Work required>
Show every line below where "such" can be found.

Supplied data>
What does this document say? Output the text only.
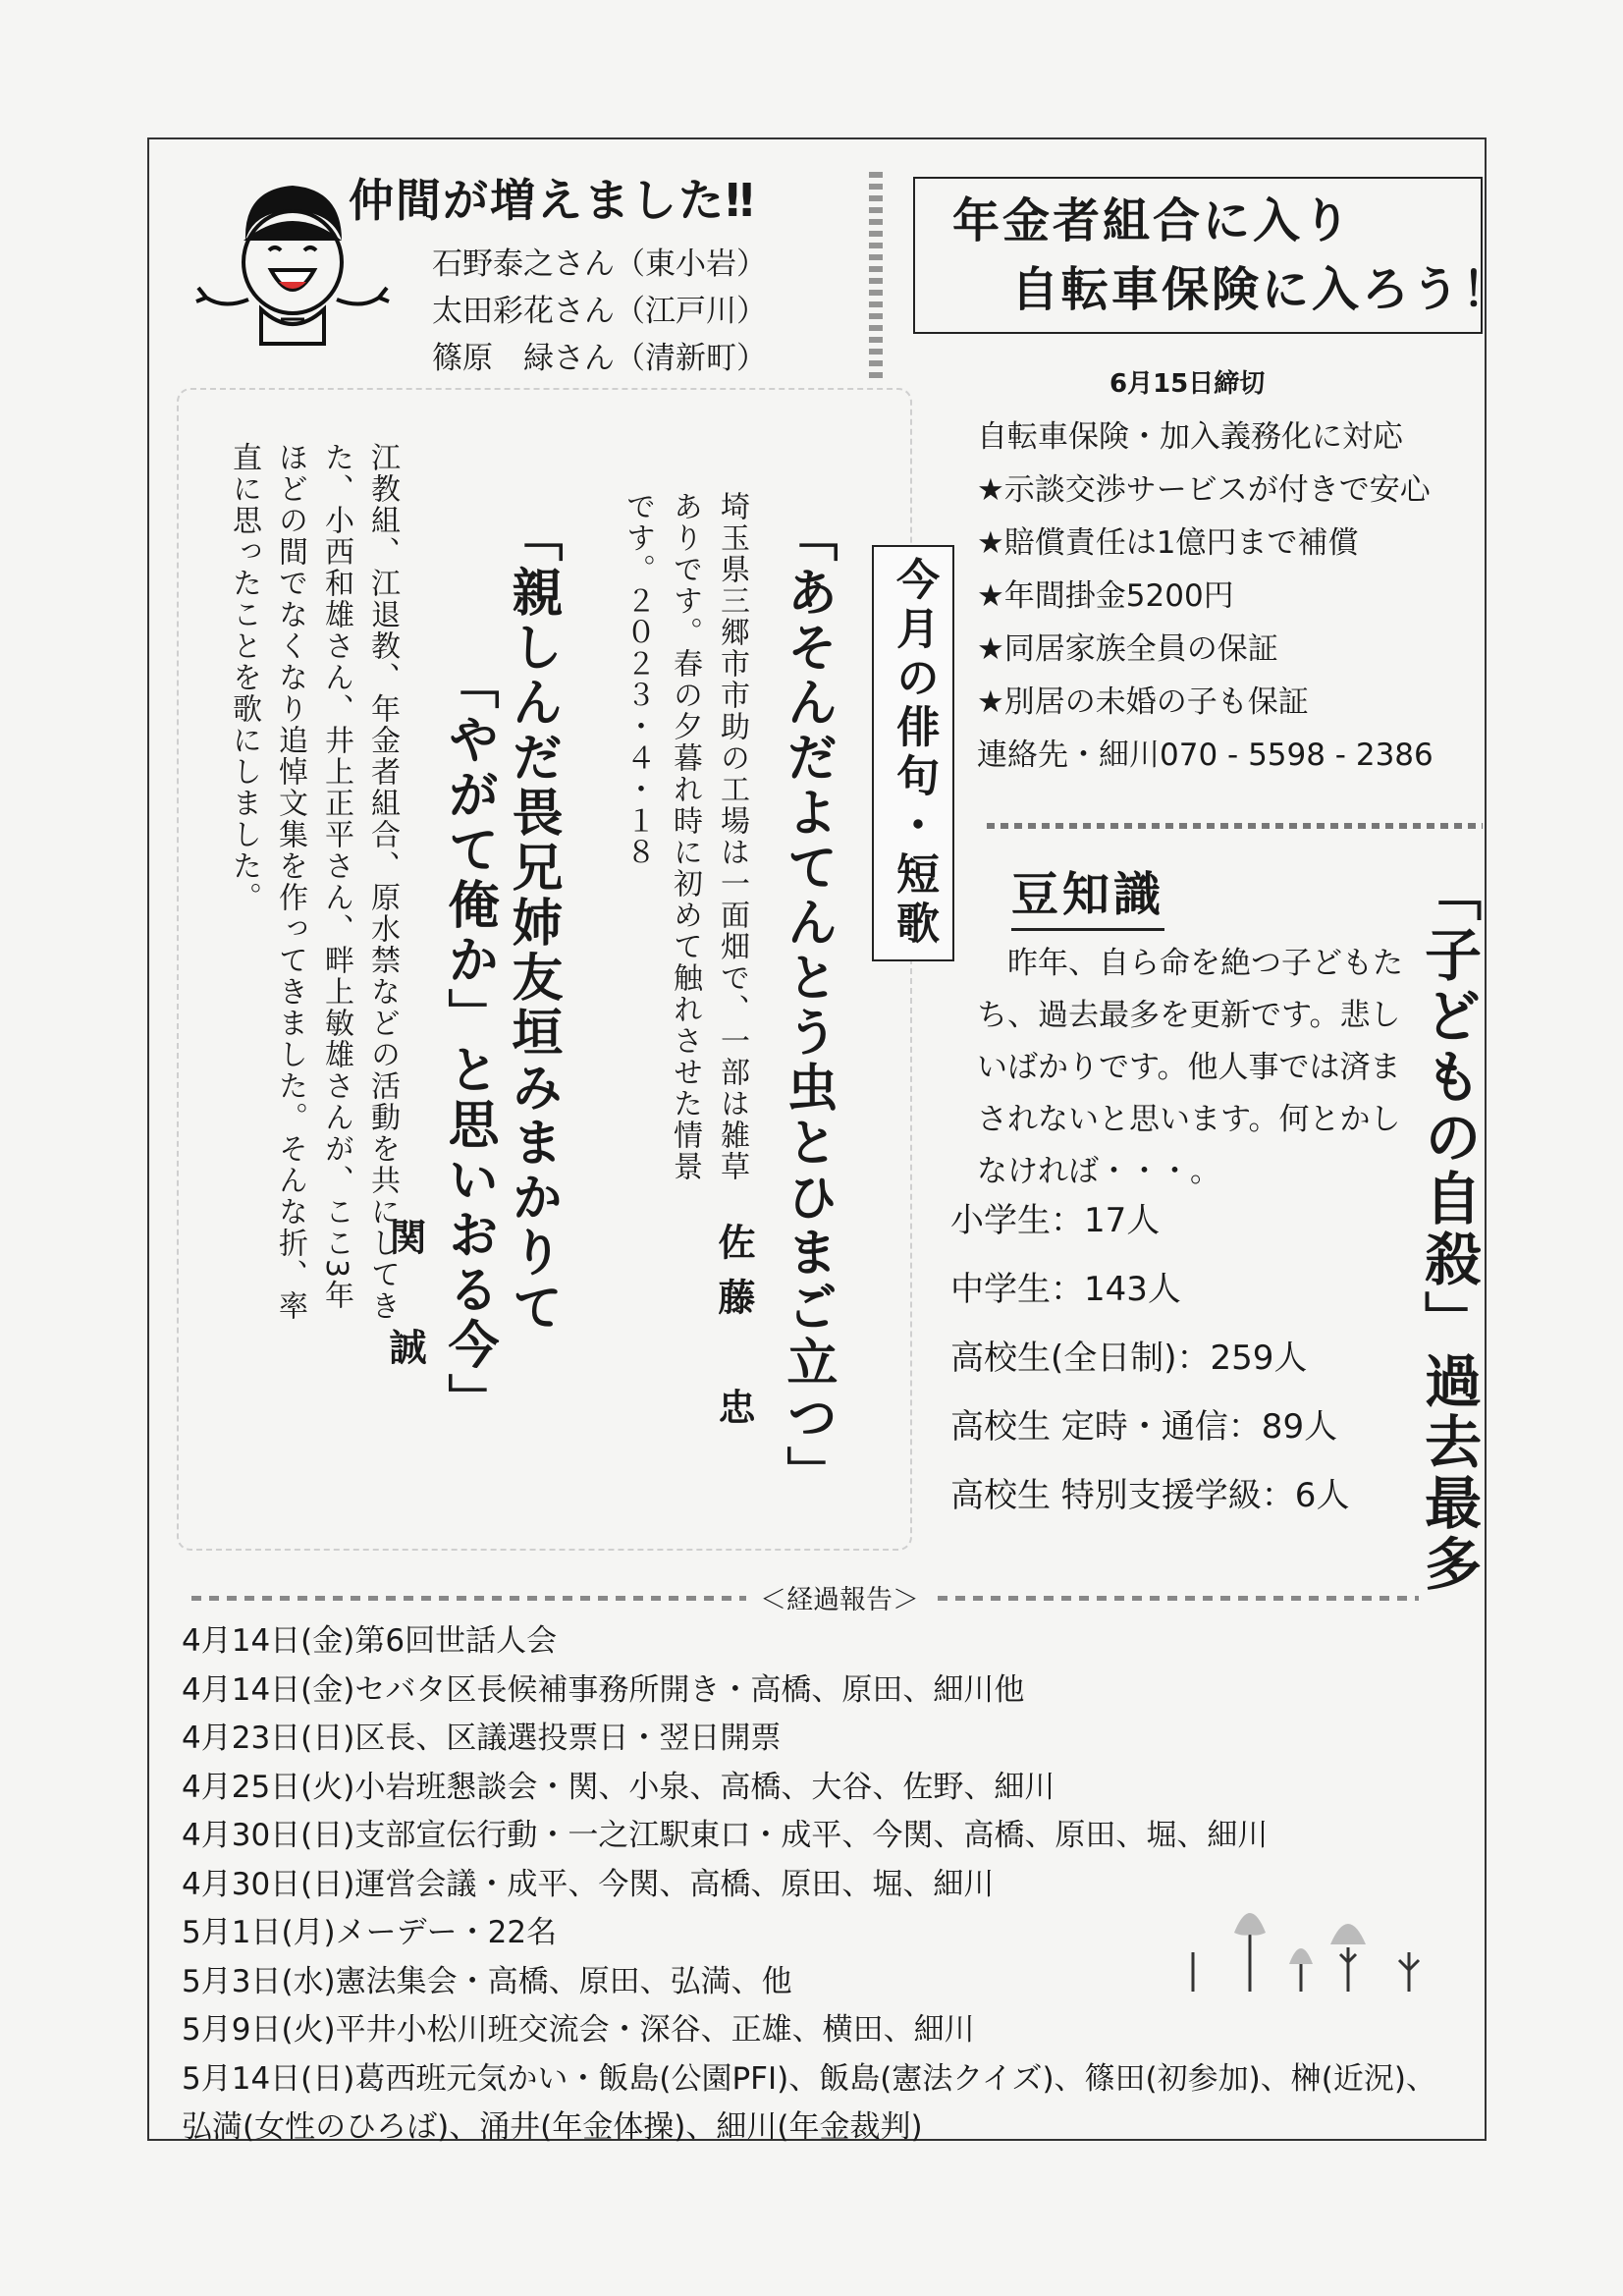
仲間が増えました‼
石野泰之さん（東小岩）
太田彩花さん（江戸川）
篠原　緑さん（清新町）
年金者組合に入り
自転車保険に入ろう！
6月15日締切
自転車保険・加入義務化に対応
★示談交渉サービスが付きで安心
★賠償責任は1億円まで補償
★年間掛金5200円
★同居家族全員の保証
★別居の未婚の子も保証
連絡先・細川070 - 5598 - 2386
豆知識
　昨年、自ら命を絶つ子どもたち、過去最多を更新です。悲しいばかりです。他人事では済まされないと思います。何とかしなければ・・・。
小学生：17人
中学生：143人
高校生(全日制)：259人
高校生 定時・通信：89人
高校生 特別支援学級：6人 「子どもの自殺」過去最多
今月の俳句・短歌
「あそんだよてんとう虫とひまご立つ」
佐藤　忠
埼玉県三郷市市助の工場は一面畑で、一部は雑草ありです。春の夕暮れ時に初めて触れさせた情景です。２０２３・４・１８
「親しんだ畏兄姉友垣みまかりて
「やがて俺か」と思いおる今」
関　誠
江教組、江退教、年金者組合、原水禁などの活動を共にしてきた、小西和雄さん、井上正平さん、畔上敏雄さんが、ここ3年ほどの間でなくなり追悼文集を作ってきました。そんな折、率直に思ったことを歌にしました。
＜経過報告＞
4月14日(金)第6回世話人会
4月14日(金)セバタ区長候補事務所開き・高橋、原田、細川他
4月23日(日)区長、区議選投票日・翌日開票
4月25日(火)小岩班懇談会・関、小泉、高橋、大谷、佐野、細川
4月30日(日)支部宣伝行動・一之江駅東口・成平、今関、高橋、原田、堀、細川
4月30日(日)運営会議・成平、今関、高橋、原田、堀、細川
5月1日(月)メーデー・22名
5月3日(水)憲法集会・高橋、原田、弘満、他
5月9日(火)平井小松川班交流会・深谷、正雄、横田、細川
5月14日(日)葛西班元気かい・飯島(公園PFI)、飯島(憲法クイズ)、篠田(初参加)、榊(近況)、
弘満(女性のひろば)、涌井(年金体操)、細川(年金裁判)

==

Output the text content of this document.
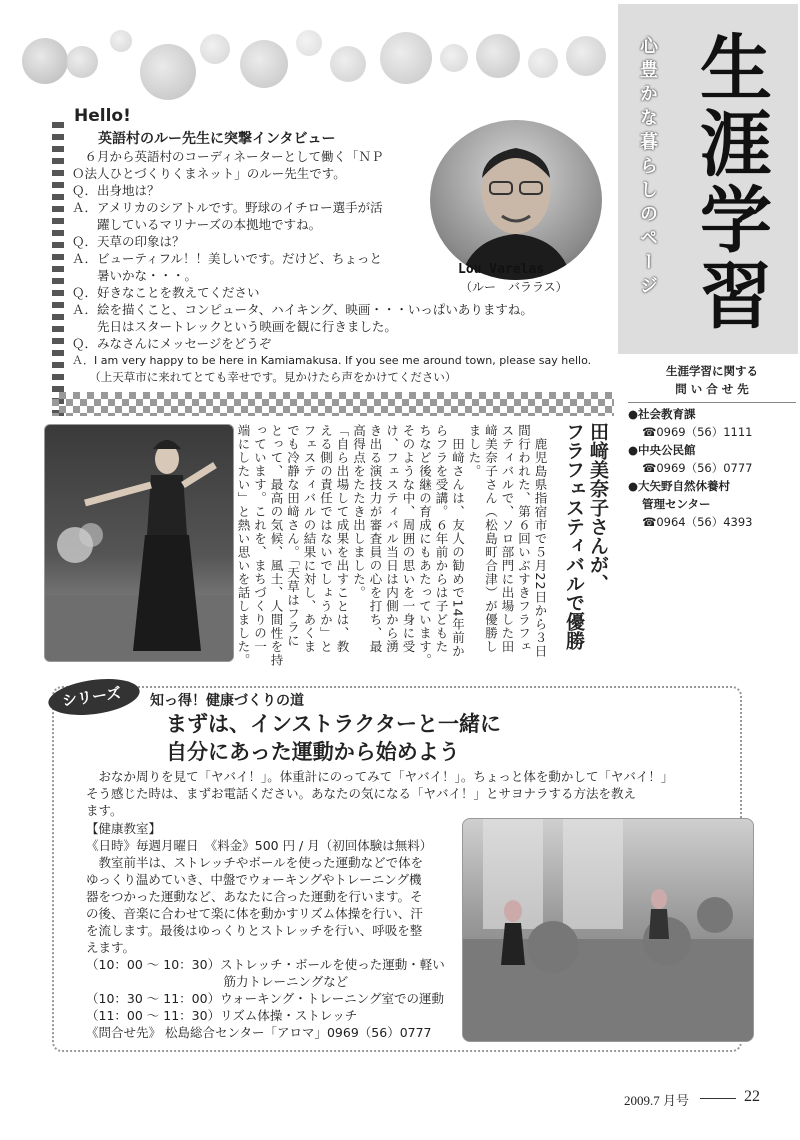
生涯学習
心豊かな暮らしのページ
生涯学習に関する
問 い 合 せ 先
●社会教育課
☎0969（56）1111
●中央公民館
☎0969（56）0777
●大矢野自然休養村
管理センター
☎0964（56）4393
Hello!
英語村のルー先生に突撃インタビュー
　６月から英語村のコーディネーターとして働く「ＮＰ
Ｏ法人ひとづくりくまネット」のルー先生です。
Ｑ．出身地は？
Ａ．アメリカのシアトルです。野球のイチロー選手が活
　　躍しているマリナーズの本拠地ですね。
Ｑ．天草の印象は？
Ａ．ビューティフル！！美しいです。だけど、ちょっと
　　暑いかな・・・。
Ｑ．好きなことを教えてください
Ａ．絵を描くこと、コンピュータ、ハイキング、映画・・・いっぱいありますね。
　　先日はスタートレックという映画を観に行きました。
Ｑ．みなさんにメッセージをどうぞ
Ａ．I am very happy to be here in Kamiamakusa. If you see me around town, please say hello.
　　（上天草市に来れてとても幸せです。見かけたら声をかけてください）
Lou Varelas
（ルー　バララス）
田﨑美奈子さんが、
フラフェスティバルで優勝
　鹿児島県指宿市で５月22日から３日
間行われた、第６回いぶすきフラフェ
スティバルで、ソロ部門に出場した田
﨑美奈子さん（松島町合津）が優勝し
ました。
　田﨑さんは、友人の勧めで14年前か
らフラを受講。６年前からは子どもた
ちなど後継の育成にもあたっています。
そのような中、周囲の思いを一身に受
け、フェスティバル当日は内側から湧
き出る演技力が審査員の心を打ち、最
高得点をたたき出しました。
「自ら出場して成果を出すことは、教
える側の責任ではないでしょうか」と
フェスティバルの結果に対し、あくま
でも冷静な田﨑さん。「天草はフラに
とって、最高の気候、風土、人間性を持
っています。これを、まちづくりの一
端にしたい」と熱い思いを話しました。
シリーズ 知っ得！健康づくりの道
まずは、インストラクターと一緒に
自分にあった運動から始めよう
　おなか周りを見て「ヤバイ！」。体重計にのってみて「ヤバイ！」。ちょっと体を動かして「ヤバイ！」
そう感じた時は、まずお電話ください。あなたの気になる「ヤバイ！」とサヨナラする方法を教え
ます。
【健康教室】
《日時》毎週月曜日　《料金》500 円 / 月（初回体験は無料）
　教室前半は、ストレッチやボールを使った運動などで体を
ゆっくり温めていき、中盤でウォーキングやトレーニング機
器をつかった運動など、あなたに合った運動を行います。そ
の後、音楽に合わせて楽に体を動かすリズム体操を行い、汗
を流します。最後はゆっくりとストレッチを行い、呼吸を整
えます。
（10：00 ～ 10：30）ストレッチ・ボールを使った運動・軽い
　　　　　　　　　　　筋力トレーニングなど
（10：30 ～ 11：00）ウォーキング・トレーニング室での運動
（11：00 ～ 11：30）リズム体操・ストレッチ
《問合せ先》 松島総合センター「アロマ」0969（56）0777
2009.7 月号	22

--

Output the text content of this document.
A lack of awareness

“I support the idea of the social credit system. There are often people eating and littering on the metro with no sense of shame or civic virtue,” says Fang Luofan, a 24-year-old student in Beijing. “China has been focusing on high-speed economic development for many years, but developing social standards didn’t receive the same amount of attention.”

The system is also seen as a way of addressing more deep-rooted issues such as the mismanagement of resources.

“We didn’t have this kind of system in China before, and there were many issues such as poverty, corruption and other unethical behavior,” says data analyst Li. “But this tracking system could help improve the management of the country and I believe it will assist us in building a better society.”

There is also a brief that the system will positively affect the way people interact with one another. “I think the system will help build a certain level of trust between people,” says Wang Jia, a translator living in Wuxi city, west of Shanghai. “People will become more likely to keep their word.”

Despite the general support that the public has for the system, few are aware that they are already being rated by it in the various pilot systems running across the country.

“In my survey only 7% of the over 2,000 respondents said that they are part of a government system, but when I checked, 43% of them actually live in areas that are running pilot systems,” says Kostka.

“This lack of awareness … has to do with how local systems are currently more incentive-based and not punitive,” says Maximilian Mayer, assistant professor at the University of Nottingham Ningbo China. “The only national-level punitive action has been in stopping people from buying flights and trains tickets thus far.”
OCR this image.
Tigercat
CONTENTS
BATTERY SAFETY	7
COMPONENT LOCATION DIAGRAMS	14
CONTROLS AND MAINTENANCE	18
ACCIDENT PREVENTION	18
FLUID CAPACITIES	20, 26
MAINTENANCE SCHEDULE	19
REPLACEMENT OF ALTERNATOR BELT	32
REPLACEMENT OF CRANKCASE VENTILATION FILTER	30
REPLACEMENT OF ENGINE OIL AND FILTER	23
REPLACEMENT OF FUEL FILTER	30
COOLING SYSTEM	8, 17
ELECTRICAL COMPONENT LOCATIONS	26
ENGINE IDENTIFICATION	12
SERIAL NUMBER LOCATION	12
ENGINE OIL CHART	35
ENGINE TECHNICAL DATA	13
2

In response>
The system is also seen as a way of addressing more deep-rooted issues such as the mismanagement of resources.
“We didn’t have this kind of system in China before, and there were many issues such as poverty, corruption and other unethical behavior,” says data analyst Li. “But this tracking system could help improve the management of the country and I believe it will assist us in building a better society.”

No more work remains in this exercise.